Work to complete
Pull each line holding "Wingdings" out of the entries below.
--- START OF Data for the task ---
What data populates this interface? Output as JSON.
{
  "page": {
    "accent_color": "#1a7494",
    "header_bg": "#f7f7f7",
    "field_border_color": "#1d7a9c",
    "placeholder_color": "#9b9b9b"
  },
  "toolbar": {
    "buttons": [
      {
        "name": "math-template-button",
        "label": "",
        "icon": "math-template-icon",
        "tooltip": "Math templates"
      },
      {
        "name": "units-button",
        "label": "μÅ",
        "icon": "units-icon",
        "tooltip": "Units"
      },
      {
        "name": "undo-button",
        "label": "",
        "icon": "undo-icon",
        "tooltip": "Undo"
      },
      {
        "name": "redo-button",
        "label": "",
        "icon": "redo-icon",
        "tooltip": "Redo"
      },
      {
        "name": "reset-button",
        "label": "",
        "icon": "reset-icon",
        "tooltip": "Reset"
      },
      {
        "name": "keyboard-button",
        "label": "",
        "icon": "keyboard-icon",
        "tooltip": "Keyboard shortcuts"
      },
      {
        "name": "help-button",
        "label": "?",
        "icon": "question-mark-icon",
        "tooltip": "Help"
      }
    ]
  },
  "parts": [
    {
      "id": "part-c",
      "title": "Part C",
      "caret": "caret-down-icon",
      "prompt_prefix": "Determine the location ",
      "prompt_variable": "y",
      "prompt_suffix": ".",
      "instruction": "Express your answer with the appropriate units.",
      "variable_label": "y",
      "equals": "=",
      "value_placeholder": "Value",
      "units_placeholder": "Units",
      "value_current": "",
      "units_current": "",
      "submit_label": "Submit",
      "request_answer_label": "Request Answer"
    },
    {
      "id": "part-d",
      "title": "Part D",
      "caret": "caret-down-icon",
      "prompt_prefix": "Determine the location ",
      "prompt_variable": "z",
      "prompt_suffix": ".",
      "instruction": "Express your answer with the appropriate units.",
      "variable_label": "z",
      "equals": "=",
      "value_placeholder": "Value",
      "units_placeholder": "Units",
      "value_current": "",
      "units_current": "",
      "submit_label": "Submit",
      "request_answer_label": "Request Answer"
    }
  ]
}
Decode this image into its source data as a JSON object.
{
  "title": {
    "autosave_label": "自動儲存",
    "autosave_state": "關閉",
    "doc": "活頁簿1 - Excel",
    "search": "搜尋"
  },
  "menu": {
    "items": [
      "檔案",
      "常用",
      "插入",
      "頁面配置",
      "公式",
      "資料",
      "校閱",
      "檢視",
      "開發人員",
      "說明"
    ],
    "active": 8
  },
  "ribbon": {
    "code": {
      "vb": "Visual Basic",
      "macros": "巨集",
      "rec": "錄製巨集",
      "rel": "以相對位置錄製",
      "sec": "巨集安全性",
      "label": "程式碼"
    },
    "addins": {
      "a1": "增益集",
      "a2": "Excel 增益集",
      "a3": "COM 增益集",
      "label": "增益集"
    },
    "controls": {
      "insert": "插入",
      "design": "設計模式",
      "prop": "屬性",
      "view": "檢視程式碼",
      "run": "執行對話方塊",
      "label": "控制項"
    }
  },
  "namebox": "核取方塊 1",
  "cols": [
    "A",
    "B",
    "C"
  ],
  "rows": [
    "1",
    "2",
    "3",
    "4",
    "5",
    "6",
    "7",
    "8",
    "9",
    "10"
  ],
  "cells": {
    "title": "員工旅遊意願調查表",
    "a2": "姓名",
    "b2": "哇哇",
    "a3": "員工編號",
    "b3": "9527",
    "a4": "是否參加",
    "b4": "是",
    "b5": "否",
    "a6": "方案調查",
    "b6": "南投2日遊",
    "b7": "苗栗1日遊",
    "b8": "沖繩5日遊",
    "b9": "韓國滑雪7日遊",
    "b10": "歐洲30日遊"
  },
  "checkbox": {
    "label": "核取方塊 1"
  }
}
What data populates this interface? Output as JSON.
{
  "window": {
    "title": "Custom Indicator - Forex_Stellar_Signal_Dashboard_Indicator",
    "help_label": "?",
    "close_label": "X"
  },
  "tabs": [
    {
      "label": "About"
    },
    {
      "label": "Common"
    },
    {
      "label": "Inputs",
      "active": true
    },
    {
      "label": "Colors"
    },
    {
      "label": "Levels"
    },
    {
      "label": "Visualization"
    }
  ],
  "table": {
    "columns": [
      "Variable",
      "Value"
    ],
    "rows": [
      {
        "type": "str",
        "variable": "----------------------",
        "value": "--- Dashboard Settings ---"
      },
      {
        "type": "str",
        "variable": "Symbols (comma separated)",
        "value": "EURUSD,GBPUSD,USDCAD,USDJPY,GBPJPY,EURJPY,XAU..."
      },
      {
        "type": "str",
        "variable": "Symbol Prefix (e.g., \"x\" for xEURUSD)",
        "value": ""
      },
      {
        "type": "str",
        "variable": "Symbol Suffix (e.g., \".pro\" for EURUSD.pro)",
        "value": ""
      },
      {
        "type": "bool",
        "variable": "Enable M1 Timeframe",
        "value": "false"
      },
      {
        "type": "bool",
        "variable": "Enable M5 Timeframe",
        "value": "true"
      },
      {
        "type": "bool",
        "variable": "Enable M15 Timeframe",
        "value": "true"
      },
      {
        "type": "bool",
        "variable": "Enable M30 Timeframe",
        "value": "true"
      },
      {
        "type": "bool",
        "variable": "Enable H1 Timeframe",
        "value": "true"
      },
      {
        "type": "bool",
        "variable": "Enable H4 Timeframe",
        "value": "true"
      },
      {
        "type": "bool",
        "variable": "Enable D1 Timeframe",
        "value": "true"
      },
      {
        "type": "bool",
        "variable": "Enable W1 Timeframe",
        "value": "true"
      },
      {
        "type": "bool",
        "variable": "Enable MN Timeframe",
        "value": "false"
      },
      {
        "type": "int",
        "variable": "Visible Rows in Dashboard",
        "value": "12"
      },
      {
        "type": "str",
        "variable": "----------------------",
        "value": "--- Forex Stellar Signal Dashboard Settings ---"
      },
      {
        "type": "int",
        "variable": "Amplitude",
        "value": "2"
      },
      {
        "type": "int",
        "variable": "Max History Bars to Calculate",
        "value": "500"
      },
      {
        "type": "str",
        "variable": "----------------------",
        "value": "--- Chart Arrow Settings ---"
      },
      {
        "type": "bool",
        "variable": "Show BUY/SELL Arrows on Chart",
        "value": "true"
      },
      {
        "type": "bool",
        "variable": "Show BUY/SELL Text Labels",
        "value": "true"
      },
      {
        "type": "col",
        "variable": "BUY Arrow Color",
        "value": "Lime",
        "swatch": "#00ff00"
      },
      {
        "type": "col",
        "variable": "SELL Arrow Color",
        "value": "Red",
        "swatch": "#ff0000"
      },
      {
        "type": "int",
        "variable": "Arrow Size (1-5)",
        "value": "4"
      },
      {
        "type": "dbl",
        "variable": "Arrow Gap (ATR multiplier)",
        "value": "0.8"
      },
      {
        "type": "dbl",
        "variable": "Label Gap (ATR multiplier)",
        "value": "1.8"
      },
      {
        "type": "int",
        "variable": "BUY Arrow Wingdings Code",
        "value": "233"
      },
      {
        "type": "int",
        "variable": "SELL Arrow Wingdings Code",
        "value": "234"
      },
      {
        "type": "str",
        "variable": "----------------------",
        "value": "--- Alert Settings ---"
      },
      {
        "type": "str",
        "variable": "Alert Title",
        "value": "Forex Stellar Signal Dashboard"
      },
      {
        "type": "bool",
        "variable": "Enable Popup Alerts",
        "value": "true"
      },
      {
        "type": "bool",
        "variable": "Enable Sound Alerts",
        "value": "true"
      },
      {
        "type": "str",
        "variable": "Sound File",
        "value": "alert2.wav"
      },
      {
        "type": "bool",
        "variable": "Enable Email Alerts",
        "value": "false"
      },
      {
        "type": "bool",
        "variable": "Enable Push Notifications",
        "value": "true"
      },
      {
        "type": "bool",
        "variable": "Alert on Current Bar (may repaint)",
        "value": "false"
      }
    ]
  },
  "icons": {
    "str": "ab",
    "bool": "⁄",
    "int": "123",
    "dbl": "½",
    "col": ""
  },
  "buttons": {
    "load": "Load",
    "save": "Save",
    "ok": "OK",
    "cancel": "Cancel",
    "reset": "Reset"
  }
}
--- END OF Data for the task ---
Result of this task
        "variable": "BUY Arrow Wingdings Code",
        "variable": "SELL Arrow Wingdings Code",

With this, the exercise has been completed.